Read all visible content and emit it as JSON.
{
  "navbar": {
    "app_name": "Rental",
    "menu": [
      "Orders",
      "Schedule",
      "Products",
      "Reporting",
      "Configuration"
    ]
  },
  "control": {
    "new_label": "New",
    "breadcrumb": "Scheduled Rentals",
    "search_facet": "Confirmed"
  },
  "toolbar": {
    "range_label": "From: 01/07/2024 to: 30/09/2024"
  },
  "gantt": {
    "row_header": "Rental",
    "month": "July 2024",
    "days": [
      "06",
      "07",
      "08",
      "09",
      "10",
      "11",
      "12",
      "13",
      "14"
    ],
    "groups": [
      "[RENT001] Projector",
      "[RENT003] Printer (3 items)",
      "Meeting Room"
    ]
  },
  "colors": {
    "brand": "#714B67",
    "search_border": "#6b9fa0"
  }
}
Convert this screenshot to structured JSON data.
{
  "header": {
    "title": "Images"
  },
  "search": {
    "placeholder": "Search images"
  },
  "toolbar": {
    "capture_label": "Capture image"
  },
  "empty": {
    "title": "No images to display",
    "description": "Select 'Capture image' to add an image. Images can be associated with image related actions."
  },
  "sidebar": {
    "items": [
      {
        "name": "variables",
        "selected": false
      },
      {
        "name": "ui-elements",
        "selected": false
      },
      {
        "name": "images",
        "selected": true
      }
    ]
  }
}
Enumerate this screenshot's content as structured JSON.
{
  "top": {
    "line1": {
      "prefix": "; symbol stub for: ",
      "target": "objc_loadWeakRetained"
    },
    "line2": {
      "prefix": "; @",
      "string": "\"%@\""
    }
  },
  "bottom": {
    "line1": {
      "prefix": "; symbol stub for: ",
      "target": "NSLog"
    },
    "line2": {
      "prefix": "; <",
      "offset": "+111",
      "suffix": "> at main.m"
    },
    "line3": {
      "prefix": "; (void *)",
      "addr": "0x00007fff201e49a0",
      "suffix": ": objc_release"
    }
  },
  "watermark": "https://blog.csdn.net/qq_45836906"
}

* * *

Take the records above and return them exactly as written.

Read all visible content and emit it as JSON.
{
  "navbar": {
    "app_name": "Rental",
    "menu": [
      "Orders",
      "Schedule",
      "Products",
      "Reporting",
      "Configuration"
    ]
  },
  "control": {
    "new_label": "New",
    "breadcrumb": "Scheduled Rentals",
    "search_facet": "Confirmed"
  },
  "toolbar": {
    "range_label": "From: 01/07/2024 to: 30/09/2024"
  },
  "gantt": {
    "row_header": "Rental",
    "month": "July 2024",
    "days": [
      "06",
      "07",
      "08",
      "09",
      "10",
      "11",
      "12",
      "13",
      "14"
    ],
    "groups": [
      "[RENT001] Projector",
      "[RENT003] Printer (3 items)",
      "Meeting Room"
    ]
  },
  "colors": {
    "brand": "#714B67",
    "search_border": "#6b9fa0"
  }
}
Convert this screenshot to structured JSON data.
{
  "header": {
    "title": "Images"
  },
  "search": {
    "placeholder": "Search images"
  },
  "toolbar": {
    "capture_label": "Capture image"
  },
  "empty": {
    "title": "No images to display",
    "description": "Select 'Capture image' to add an image. Images can be associated with image related actions."
  },
  "sidebar": {
    "items": [
      {
        "name": "variables",
        "selected": false
      },
      {
        "name": "ui-elements",
        "selected": false
      },
      {
        "name": "images",
        "selected": true
      }
    ]
  }
}
Enumerate this screenshot's content as structured JSON.
{
  "top": {
    "line1": {
      "prefix": "; symbol stub for: ",
      "target": "objc_loadWeakRetained"
    },
    "line2": {
      "prefix": "; @",
      "string": "\"%@\""
    }
  },
  "bottom": {
    "line1": {
      "prefix": "; symbol stub for: ",
      "target": "NSLog"
    },
    "line2": {
      "prefix": "; <",
      "offset": "+111",
      "suffix": "> at main.m"
    },
    "line3": {
      "prefix": "; (void *)",
      "addr": "0x00007fff201e49a0",
      "suffix": ": objc_release"
    }
  },
  "watermark": "https://blog.csdn.net/qq_45836906"
}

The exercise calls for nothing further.